Contrary to popular opinion, Facebook isn’t dead yet. It is true that the platform’s membership is stalling and the users are aging – but there is still a lot of activity. Compared to other networks such as Tiktok or Instagram, Facebook still offers the unique features of public and private groups where people come together to exchange information. And even if Facebook is not used as regularly anymore, many people still have profiles that you might use to extract information.
This post walks you through the most important tips on how to use Facebook for journalistic research. And it also provides you with an overview of more resources.
The Basics of Investigating Social Media Profiles
Before we get into the Facebook-specific tips, there are some general steps you can take to investigate social media profiles. These include reverse searching profile pictures or looking for usernames across platforms. Head over to our chapter on investigating Tik Tok or to this guide by Datajounalism.com to get more in depth instructions.
Finding Eyewitnesses and Local Experts on Facebook
A great starting point for finding eyewitnesses or local experts are local and/or topic specific Facebook groups. They are often open to everyone, or easy to access. You can use them to connect with people who are passionate about local issues or live in a specific neighborhood. You can also use topic specific public groups to look for experts on certain issues, or look for mentions of private groups that might only be open to people with specific demographics or interests.

→ Problem to work on: Transcribe verbatim the part of the Facebook research guide beginning with "This post walks" and continuing through "of more resources.". Rely solely on the Facebook research guide above, not on the material.

→ Data rows:

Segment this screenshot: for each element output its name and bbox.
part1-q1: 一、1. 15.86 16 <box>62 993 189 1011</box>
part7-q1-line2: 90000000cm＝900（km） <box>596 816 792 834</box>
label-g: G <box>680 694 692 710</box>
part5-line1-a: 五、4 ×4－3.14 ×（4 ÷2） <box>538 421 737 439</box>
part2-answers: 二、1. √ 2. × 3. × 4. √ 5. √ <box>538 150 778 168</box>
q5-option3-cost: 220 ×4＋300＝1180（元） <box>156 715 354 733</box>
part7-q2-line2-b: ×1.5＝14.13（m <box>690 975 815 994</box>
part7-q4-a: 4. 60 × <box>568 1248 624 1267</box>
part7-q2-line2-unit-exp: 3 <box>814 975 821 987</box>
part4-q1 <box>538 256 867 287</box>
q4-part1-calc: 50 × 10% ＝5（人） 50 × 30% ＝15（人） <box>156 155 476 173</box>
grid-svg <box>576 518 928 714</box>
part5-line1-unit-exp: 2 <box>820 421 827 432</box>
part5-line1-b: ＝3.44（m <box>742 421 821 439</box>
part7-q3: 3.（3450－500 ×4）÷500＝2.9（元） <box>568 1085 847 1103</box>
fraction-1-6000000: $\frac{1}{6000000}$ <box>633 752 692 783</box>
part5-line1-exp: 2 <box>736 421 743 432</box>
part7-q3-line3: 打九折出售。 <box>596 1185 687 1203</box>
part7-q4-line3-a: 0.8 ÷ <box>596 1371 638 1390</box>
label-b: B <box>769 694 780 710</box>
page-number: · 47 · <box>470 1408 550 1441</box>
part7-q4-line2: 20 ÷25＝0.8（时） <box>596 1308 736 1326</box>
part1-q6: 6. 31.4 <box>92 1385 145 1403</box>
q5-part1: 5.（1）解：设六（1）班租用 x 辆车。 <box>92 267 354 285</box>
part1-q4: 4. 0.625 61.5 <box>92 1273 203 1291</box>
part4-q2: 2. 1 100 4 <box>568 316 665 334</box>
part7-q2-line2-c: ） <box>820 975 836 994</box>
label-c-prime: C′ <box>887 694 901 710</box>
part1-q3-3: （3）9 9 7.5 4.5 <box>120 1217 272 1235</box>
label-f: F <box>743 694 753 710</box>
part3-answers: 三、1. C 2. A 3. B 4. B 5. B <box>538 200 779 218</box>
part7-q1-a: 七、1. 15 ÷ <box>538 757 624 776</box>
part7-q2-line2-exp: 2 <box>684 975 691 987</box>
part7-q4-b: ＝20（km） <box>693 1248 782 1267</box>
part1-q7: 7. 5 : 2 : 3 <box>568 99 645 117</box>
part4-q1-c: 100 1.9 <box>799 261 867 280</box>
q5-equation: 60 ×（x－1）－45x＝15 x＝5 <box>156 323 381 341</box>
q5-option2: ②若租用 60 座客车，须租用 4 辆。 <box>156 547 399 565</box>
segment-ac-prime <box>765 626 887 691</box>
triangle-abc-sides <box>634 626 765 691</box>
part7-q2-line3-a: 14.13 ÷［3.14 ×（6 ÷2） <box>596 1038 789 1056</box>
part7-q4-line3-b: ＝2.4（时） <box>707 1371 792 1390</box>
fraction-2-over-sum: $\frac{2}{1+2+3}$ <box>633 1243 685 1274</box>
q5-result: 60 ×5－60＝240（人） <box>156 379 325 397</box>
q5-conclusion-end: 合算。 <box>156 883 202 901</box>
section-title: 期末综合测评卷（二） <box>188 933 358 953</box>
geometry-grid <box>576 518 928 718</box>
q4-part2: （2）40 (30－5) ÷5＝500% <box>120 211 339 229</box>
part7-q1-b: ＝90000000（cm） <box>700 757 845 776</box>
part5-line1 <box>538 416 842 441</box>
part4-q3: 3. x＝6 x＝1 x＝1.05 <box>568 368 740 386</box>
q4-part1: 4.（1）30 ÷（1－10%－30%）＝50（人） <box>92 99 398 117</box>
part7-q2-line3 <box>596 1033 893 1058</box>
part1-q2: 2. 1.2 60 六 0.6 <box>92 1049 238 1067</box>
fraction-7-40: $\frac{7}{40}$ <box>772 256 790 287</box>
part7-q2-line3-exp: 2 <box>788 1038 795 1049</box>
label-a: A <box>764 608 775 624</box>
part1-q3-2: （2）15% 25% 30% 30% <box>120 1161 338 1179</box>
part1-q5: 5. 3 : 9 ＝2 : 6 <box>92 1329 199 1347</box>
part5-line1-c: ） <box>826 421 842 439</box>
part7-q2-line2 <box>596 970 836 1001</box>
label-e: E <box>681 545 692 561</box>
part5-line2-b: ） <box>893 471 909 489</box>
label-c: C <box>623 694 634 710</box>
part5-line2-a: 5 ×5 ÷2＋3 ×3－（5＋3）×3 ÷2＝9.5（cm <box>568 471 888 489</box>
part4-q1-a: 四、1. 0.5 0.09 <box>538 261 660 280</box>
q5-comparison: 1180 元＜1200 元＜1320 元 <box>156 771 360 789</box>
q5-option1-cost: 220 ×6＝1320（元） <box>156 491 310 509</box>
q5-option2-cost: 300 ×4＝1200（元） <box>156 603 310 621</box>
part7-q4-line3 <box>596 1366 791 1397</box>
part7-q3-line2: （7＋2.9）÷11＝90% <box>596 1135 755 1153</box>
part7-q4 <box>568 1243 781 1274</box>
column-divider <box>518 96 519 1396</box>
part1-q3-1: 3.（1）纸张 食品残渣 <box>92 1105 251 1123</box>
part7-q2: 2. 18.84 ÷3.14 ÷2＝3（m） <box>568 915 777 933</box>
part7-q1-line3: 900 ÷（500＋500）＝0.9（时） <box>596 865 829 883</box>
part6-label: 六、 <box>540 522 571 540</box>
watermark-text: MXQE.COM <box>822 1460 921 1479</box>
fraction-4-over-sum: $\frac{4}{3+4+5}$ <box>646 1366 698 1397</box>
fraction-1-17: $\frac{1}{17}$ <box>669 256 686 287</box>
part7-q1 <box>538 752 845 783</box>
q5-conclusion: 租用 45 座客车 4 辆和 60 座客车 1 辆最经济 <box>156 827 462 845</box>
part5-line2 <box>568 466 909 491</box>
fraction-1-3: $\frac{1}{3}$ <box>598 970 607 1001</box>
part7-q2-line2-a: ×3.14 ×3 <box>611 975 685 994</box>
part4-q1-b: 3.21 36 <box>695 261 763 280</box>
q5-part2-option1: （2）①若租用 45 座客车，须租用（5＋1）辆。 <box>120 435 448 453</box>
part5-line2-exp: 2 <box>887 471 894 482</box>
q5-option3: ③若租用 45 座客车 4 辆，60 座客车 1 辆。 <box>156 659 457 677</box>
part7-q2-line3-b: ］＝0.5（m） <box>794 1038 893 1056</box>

→ Exercise solution:
This post walks you through the most important tips on how to use Facebook for journalistic research. And it also provides you with an overview of more resources.